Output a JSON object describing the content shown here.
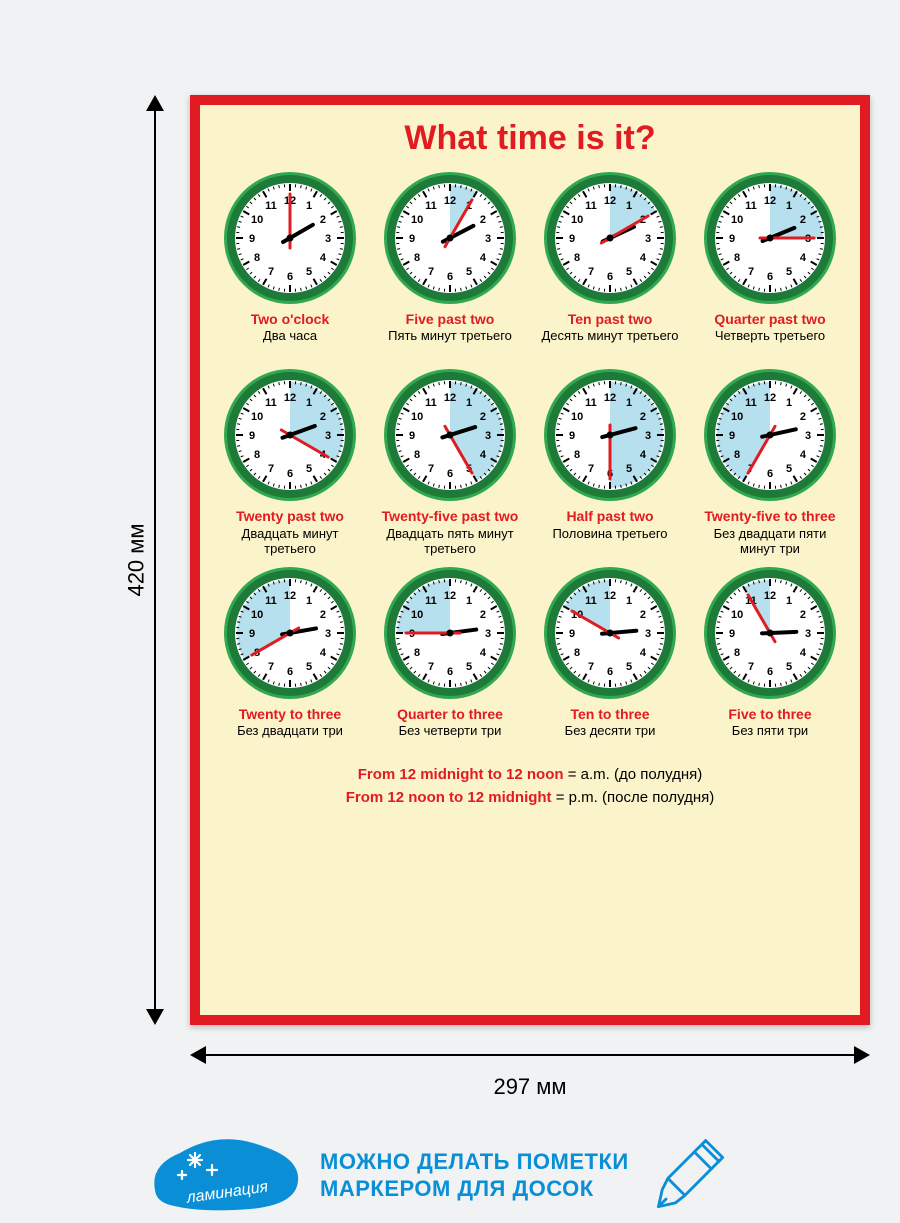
{
  "page_bg": "#f0f2f4",
  "dims": {
    "height_label": "420 мм",
    "width_label": "297 мм"
  },
  "poster": {
    "border_color": "#e11b22",
    "bg_color": "#fbf3c9",
    "title": "What time is it?",
    "title_color": "#e11b22",
    "clock": {
      "rim_color": "#2fa84f",
      "rim_dark": "#1e7a38",
      "face_color": "#ffffff",
      "shade_color": "#b6e0ed",
      "tick_color": "#000000",
      "number_color": "#000000",
      "hour_hand_color": "#000000",
      "minute_hand_color": "#e11b22",
      "numbers": [
        "12",
        "1",
        "2",
        "3",
        "4",
        "5",
        "6",
        "7",
        "8",
        "9",
        "10",
        "11"
      ]
    },
    "clocks": [
      {
        "hour": 2,
        "minute": 0,
        "shade_from": null,
        "shade_to": null,
        "shade_invert": false,
        "en": "Two o'clock",
        "ru": "Два часа"
      },
      {
        "hour": 2,
        "minute": 5,
        "shade_from": 0,
        "shade_to": 30,
        "shade_invert": false,
        "en": "Five past two",
        "ru": "Пять минут третьего"
      },
      {
        "hour": 2,
        "minute": 10,
        "shade_from": 0,
        "shade_to": 60,
        "shade_invert": false,
        "en": "Ten past two",
        "ru": "Десять минут третьего"
      },
      {
        "hour": 2,
        "minute": 15,
        "shade_from": 0,
        "shade_to": 90,
        "shade_invert": false,
        "en": "Quarter past two",
        "ru": "Четверть третьего"
      },
      {
        "hour": 2,
        "minute": 20,
        "shade_from": 0,
        "shade_to": 120,
        "shade_invert": false,
        "en": "Twenty past two",
        "ru": "Двадцать минут третьего"
      },
      {
        "hour": 2,
        "minute": 25,
        "shade_from": 0,
        "shade_to": 150,
        "shade_invert": false,
        "en": "Twenty-five past two",
        "ru": "Двадцать пять минут третьего"
      },
      {
        "hour": 2,
        "minute": 30,
        "shade_from": 0,
        "shade_to": 180,
        "shade_invert": false,
        "en": "Half past two",
        "ru": "Половина третьего"
      },
      {
        "hour": 2,
        "minute": 35,
        "shade_from": 210,
        "shade_to": 360,
        "shade_invert": false,
        "en": "Twenty-five to three",
        "ru": "Без двадцати пяти минут три"
      },
      {
        "hour": 2,
        "minute": 40,
        "shade_from": 240,
        "shade_to": 360,
        "shade_invert": false,
        "en": "Twenty to three",
        "ru": "Без двадцати три"
      },
      {
        "hour": 2,
        "minute": 45,
        "shade_from": 270,
        "shade_to": 360,
        "shade_invert": false,
        "en": "Quarter to three",
        "ru": "Без четверти три"
      },
      {
        "hour": 2,
        "minute": 50,
        "shade_from": 300,
        "shade_to": 360,
        "shade_invert": false,
        "en": "Ten to three",
        "ru": "Без десяти три"
      },
      {
        "hour": 2,
        "minute": 55,
        "shade_from": 330,
        "shade_to": 360,
        "shade_invert": false,
        "en": "Five to three",
        "ru": "Без пяти три"
      }
    ],
    "footer": {
      "line1_red": "From 12 midnight to 12 noon",
      "line1_black": " = a.m. (до полудня)",
      "line2_red": "From 12 noon to 12 midnight",
      "line2_black": " = p.m. (после полудня)"
    }
  },
  "promo": {
    "blob_color": "#0a8fd6",
    "blob_text": "ламинация",
    "blob_text_color": "#ffffff",
    "sparkle_color": "#ffffff",
    "text_line1": "МОЖНО ДЕЛАТЬ ПОМЕТКИ",
    "text_line2": "МАРКЕРОМ ДЛЯ ДОСОК",
    "text_color": "#0a8fd6",
    "marker_stroke": "#0a8fd6"
  }
}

# Challenge:
Count how many lines contain "минут" and give only that count.

# Reply to the exercise:
5